| INFORMATION PROVIDED |
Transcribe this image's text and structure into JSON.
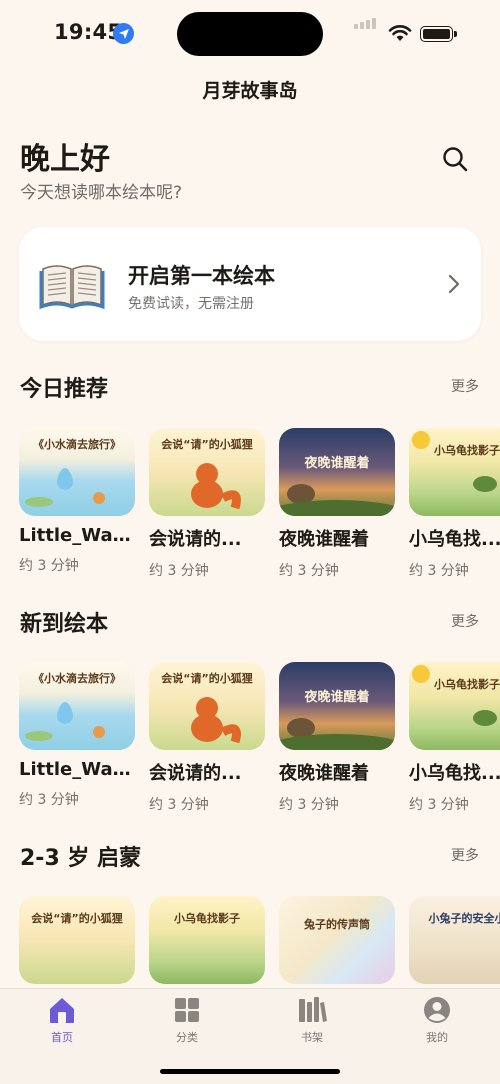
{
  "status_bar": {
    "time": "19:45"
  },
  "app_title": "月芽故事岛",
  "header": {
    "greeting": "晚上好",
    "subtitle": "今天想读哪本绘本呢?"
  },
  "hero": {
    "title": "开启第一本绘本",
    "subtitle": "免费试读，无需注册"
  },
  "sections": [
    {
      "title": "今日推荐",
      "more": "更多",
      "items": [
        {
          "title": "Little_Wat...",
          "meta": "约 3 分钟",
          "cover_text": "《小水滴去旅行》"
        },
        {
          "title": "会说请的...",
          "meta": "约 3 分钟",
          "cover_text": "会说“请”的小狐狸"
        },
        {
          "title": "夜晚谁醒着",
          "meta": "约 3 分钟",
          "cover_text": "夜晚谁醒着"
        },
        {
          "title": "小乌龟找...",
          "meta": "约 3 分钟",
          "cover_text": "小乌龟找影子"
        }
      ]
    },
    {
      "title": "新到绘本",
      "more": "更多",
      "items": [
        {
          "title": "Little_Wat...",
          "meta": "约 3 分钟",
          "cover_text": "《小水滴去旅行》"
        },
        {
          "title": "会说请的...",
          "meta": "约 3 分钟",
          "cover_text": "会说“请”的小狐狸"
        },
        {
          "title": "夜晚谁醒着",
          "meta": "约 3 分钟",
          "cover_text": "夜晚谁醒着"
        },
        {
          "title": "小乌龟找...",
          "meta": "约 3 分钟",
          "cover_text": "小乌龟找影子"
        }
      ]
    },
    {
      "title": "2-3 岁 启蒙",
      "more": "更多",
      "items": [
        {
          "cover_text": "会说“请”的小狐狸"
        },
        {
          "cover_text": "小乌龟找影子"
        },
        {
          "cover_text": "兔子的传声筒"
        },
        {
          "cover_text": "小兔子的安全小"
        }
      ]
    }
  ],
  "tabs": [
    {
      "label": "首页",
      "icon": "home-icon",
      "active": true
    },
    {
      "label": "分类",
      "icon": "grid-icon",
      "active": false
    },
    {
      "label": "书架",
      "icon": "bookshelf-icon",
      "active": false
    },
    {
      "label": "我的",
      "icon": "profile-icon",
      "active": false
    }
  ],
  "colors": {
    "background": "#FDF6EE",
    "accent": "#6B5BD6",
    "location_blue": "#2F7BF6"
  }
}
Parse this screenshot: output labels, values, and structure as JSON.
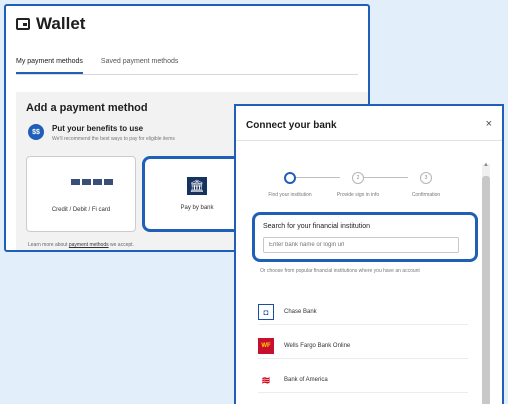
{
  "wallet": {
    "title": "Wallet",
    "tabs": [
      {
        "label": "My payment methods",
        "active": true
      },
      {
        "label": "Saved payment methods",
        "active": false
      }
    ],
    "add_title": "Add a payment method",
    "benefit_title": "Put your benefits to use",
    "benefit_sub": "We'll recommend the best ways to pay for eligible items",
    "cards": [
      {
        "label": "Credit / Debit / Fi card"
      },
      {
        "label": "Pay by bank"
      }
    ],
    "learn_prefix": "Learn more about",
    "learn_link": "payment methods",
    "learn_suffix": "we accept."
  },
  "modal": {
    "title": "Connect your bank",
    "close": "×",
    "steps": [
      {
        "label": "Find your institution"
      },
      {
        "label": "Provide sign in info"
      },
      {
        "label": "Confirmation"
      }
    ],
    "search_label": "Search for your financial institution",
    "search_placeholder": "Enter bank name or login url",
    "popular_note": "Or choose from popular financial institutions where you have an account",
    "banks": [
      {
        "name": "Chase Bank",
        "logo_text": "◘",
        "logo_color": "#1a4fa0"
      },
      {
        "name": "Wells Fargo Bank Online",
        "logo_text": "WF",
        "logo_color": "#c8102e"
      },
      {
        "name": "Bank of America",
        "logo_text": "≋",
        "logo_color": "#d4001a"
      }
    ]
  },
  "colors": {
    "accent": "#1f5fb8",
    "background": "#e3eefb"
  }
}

| SET EXERCISE |
Please write out all of the material above without changing a word, and omit any pictures.

| SOLUTION BELOW |
Transcribe this image's text and structure into JSON.
{
  "status_bar": {
    "time": "19:45"
  },
  "app_title": "月芽故事岛",
  "header": {
    "greeting": "晚上好",
    "subtitle": "今天想读哪本绘本呢?"
  },
  "hero": {
    "title": "开启第一本绘本",
    "subtitle": "免费试读，无需注册"
  },
  "sections": [
    {
      "title": "今日推荐",
      "more": "更多",
      "items": [
        {
          "title": "Little_Wat...",
          "meta": "约 3 分钟",
          "cover_text": "《小水滴去旅行》"
        },
        {
          "title": "会说请的...",
          "meta": "约 3 分钟",
          "cover_text": "会说“请”的小狐狸"
        },
        {
          "title": "夜晚谁醒着",
          "meta": "约 3 分钟",
          "cover_text": "夜晚谁醒着"
        },
        {
          "title": "小乌龟找...",
          "meta": "约 3 分钟",
          "cover_text": "小乌龟找影子"
        }
      ]
    },
    {
      "title": "新到绘本",
      "more": "更多",
      "items": [
        {
          "title": "Little_Wat...",
          "meta": "约 3 分钟",
          "cover_text": "《小水滴去旅行》"
        },
        {
          "title": "会说请的...",
          "meta": "约 3 分钟",
          "cover_text": "会说“请”的小狐狸"
        },
        {
          "title": "夜晚谁醒着",
          "meta": "约 3 分钟",
          "cover_text": "夜晚谁醒着"
        },
        {
          "title": "小乌龟找...",
          "meta": "约 3 分钟",
          "cover_text": "小乌龟找影子"
        }
      ]
    },
    {
      "title": "2-3 岁 启蒙",
      "more": "更多",
      "items": [
        {
          "cover_text": "会说“请”的小狐狸"
        },
        {
          "cover_text": "小乌龟找影子"
        },
        {
          "cover_text": "兔子的传声筒"
        },
        {
          "cover_text": "小兔子的安全小"
        }
      ]
    }
  ],
  "tabs": [
    {
      "label": "首页",
      "icon": "home-icon",
      "active": true
    },
    {
      "label": "分类",
      "icon": "grid-icon",
      "active": false
    },
    {
      "label": "书架",
      "icon": "bookshelf-icon",
      "active": false
    },
    {
      "label": "我的",
      "icon": "profile-icon",
      "active": false
    }
  ],
  "colors": {
    "background": "#FDF6EE",
    "accent": "#6B5BD6",
    "location_blue": "#2F7BF6"
  }
}
Parse this screenshot: output labels, values, and structure as JSON.
{
  "wallet": {
    "title": "Wallet",
    "tabs": [
      {
        "label": "My payment methods",
        "active": true
      },
      {
        "label": "Saved payment methods",
        "active": false
      }
    ],
    "add_title": "Add a payment method",
    "benefit_title": "Put your benefits to use",
    "benefit_sub": "We'll recommend the best ways to pay for eligible items",
    "cards": [
      {
        "label": "Credit / Debit / Fi card"
      },
      {
        "label": "Pay by bank"
      }
    ],
    "learn_prefix": "Learn more about",
    "learn_link": "payment methods",
    "learn_suffix": "we accept."
  },
  "modal": {
    "title": "Connect your bank",
    "close": "×",
    "steps": [
      {
        "label": "Find your institution"
      },
      {
        "label": "Provide sign in info"
      },
      {
        "label": "Confirmation"
      }
    ],
    "search_label": "Search for your financial institution",
    "search_placeholder": "Enter bank name or login url",
    "popular_note": "Or choose from popular financial institutions where you have an account",
    "banks": [
      {
        "name": "Chase Bank",
        "logo_text": "◘",
        "logo_color": "#1a4fa0"
      },
      {
        "name": "Wells Fargo Bank Online",
        "logo_text": "WF",
        "logo_color": "#c8102e"
      },
      {
        "name": "Bank of America",
        "logo_text": "≋",
        "logo_color": "#d4001a"
      }
    ]
  },
  "colors": {
    "accent": "#1f5fb8",
    "background": "#e3eefb"
  }
}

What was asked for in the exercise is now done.